CONSIGNE ÉCRITE A: D'après le texte sur le flamenco à Séville, avec quels styles musicaux le flamenco se mêle-t-il parfois ? Nommez-les tous.
CONSIGNE ÉCRITE B: Dupliquez sans rien changer les lignes du listing, depuis la ligne contenant « reward-influence: 全部的影响力×5 [409, 176, 481, 187] » jusqu'à la ligne contenant « sidebar-item-other[interactable]: 其他 [64, 294, 150, 324] », celle-ci comprise.

TEXTE FOURNI:

Découvrez SÉVILLE : Tous les feux du Flamenco

Musique, chant, danse, poésie... au-delà de tout cela, le flamenco c’est aussi une façon d’être et de voir le monde qui a été classée patrimoine immatériel de l’humanité en 2010. Depuis l’ouverture du premier café cantante, café chantant à Séville, l’historique « Café de Silverio » et l’invention des spectacles de flamenco, le flamenco comme style musical est longtemps resté très orthodoxe. Mais depuis quelques années, de nouveaux cantaores et guitaristes ont vu le jour et lui ont offert un nouvel élan. Parfois accompagné par des orchestres, d’autres instruments de musique ou se mêlant à des styles différents provenant du jazz, de la musique latino-américaine ou de la musique arabe. A Séville, il s’appréciera dans les nombreux tablaos, héritiers des cafés cantantes, en fréquentant les peñas, cercles d’amateurs ou dans certains bars. Et pour les plus chanceux, à l’occasion de la Feria d’avril ou lors de sa biennale, tous les deux ans. 

Les chemins du Flamenco

Né dans la Basse-Andalousie, à l’intérieur d’un triangle historique reliant Malaga, Cadix et Séville, le flamenco existe sous sa forme actuelle depuis le XVIIIe siècle. De nombreuses hypothèses courent sur son origine mais on estime le plus souvent qu’il est issu de la fusion entre la culture des Gitans venus d’Inde et celle du monde andalou. Malgré tout, on y trouvera aussi  des éléments byzantins provenant de l’Eglise espagnole primitive ainsi que des influences arabes datant du Moyen Age et il n’a de fait été vraiment formalisé qu’au début du  XIXe siècle. Il a d’abord été chanté dans la rue, sur les lieux de travail puis lors des fêtes religieuses. C’est à Séville qu’a été créé en 1842, le premier café cantante qui va rapidement essaimer dans toute l’Andalousie. Entraînant à la fois sa professionnalisation et la prise de conscience de l’existence de cet art chez les classes les plus aisées. D’abord interprété majoritairement par des Gitans, le flamenco est peu à peu sorti de ses limites ancestrales pour devenir parfois un spectacle de plus en plus commercial, se réduisant à une sorte d’exhibition folklorique de cabaret, destinée à la consommation d’un public non averti. En marge de ce courant commercial rejeté par nombre d’Espagnols et d’Andalous, le vrai flamenco faisant vibrer l’âme des Gitans n’a jamais cessé. Dans les réunions familiales et les peñas des villes et des villages, des groupes d’amateurs ont continué à perpétuer la tradition du cante, de la guitarra et du baile en marge de toute visée commerciale.

Enregistrements d'annotation de coordonnées
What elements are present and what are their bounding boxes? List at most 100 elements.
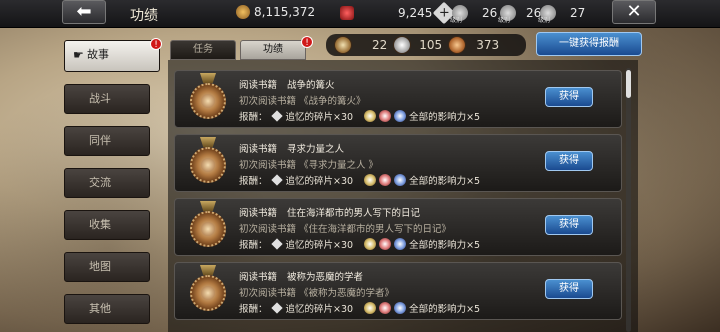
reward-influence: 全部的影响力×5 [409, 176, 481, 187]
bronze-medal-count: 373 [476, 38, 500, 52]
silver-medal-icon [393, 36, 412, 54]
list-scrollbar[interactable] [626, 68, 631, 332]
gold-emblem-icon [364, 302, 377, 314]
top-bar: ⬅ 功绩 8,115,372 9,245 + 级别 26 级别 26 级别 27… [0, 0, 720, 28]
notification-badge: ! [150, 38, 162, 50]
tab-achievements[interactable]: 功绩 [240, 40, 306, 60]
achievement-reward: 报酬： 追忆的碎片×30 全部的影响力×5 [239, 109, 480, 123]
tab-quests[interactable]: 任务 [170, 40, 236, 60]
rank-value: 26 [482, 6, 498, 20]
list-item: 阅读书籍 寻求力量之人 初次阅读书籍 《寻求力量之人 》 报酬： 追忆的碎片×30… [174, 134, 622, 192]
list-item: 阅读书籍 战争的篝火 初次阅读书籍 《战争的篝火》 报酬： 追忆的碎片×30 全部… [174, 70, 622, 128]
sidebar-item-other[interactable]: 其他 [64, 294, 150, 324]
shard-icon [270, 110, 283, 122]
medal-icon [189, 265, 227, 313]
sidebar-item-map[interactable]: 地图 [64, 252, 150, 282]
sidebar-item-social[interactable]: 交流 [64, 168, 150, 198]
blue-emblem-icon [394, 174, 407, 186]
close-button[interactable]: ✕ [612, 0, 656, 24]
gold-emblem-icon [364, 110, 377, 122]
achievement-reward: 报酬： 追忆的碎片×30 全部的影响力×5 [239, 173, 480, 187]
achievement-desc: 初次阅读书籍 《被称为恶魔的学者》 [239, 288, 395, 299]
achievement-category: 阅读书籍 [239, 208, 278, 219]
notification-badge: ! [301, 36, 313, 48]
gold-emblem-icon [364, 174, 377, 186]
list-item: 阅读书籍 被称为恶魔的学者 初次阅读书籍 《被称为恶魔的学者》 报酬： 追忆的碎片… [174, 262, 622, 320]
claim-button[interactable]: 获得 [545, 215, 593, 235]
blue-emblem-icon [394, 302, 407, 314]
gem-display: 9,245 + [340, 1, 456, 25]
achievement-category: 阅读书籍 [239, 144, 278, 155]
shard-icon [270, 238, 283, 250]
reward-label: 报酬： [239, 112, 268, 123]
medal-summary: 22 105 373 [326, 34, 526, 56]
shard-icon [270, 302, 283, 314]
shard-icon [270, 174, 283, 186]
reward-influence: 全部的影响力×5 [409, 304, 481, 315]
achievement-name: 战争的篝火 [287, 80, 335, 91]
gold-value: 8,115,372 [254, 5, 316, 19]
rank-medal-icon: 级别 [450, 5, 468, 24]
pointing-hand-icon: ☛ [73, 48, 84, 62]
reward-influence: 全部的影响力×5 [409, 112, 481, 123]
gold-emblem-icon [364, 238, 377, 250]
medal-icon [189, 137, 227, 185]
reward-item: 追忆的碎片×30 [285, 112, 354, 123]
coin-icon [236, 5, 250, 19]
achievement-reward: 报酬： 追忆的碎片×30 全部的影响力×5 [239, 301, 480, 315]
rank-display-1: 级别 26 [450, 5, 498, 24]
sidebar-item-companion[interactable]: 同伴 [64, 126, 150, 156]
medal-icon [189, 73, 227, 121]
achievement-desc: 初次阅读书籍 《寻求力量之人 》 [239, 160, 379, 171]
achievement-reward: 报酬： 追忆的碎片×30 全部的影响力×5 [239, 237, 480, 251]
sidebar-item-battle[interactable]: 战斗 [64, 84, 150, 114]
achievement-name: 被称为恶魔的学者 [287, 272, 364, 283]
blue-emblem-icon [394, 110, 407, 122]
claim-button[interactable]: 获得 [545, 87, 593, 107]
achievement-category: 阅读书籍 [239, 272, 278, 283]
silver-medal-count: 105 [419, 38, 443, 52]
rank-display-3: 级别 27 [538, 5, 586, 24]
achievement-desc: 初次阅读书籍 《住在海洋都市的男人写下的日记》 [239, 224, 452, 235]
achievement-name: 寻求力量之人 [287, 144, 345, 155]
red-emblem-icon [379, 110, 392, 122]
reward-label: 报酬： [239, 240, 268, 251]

RÉPONSE CORRECTE A: Le jazz, la musique latino-américaine et la musique arabe.

RÉPONSE CORRECTE B:
reward-influence: 全部的影响力×5 [409, 176, 481, 187]
bronze-medal-count: 373 [476, 38, 500, 52]
silver-medal-icon [393, 36, 412, 54]
list-scrollbar[interactable] [626, 68, 631, 332]
gold-emblem-icon [364, 302, 377, 314]
top-bar: ⬅ 功绩 8,115,372 9,245 + 级别 26 级别 26 级别 27… [0, 0, 720, 28]
notification-badge: ! [150, 38, 162, 50]
tab-achievements[interactable]: 功绩 [240, 40, 306, 60]
achievement-reward: 报酬： 追忆的碎片×30 全部的影响力×5 [239, 109, 480, 123]
tab-quests[interactable]: 任务 [170, 40, 236, 60]
rank-value: 26 [482, 6, 498, 20]
list-item: 阅读书籍 寻求力量之人 初次阅读书籍 《寻求力量之人 》 报酬： 追忆的碎片×30… [174, 134, 622, 192]
list-item: 阅读书籍 战争的篝火 初次阅读书籍 《战争的篝火》 报酬： 追忆的碎片×30 全部… [174, 70, 622, 128]
sidebar-item-other[interactable]: 其他 [64, 294, 150, 324]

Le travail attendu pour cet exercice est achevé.